▸ PROBLEM DETAILS
Leaving out the pictures, transcribe all of the records faithfully.

(Data entries)
***

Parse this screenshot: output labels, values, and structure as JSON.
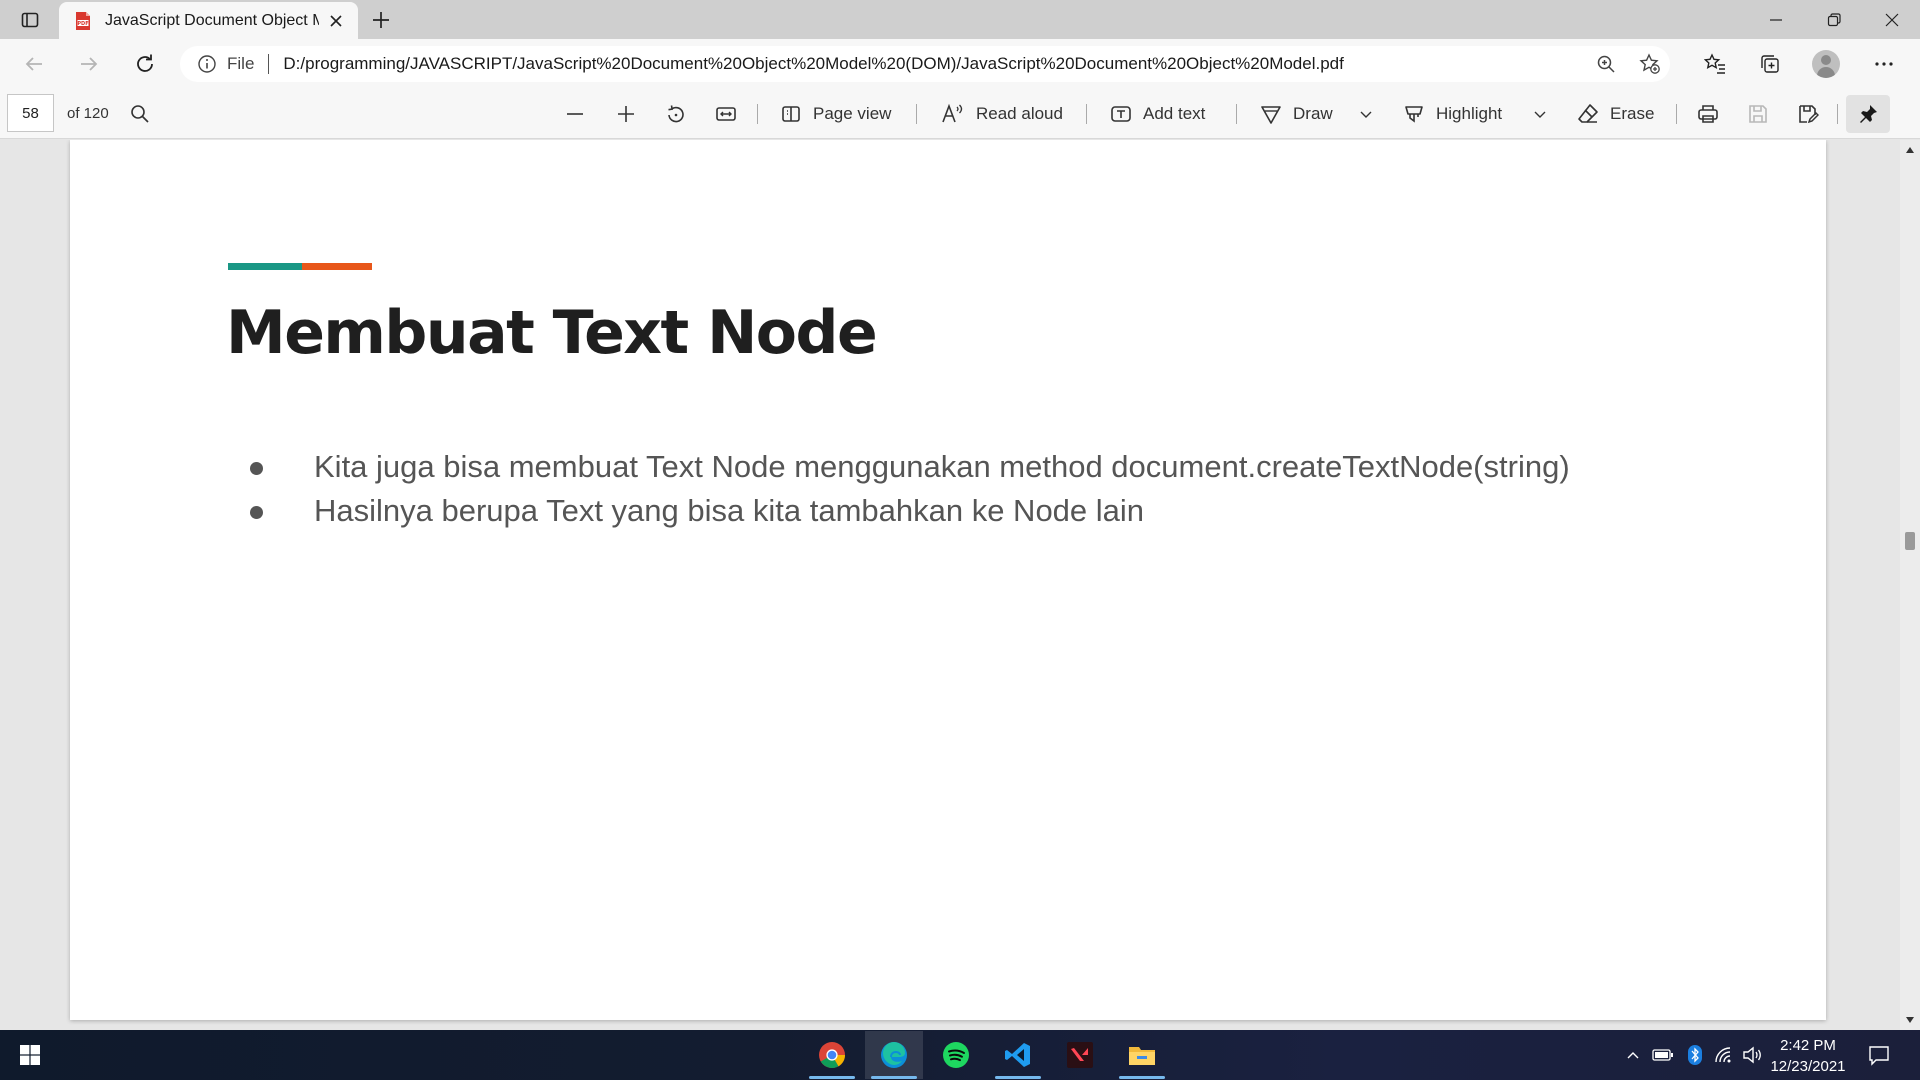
{
  "browser": {
    "tab": {
      "title": "JavaScript Document Object Mo",
      "favicon": "pdf-icon"
    },
    "address": {
      "scheme": "File",
      "url": "D:/programming/JAVASCRIPT/JavaScript%20Document%20Object%20Model%20(DOM)/JavaScript%20Document%20Object%20Model.pdf"
    }
  },
  "pdf_toolbar": {
    "current_page": "58",
    "total_pages": "of 120",
    "page_view": "Page view",
    "read_aloud": "Read aloud",
    "add_text": "Add text",
    "draw": "Draw",
    "highlight": "Highlight",
    "erase": "Erase"
  },
  "document": {
    "title": "Membuat Text Node",
    "bullets": [
      "Kita juga bisa membuat Text Node menggunakan method document.createTextNode(string)",
      "Hasilnya berupa Text yang bisa kita tambahkan ke Node lain"
    ],
    "accent_colors": [
      "#1a9785",
      "#e8571a"
    ]
  },
  "taskbar": {
    "apps": [
      "chrome-icon",
      "edge-icon",
      "spotify-icon",
      "vscode-icon",
      "valorant-icon",
      "file-explorer-icon"
    ],
    "time": "2:42 PM",
    "date": "12/23/2021"
  }
}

***

▸ WORKED ANSWER
Parse this screenshot: output labels, values, and structure as JSON.
{
  "browser": {
    "tab": {
      "title": "JavaScript Document Object Mo",
      "favicon": "pdf-icon"
    },
    "address": {
      "scheme": "File",
      "url": "D:/programming/JAVASCRIPT/JavaScript%20Document%20Object%20Model%20(DOM)/JavaScript%20Document%20Object%20Model.pdf"
    }
  },
  "pdf_toolbar": {
    "current_page": "58",
    "total_pages": "of 120",
    "page_view": "Page view",
    "read_aloud": "Read aloud",
    "add_text": "Add text",
    "draw": "Draw",
    "highlight": "Highlight",
    "erase": "Erase"
  },
  "document": {
    "title": "Membuat Text Node",
    "bullets": [
      "Kita juga bisa membuat Text Node menggunakan method document.createTextNode(string)",
      "Hasilnya berupa Text yang bisa kita tambahkan ke Node lain"
    ],
    "accent_colors": [
      "#1a9785",
      "#e8571a"
    ]
  },
  "taskbar": {
    "apps": [
      "chrome-icon",
      "edge-icon",
      "spotify-icon",
      "vscode-icon",
      "valorant-icon",
      "file-explorer-icon"
    ],
    "time": "2:42 PM",
    "date": "12/23/2021"
  }
}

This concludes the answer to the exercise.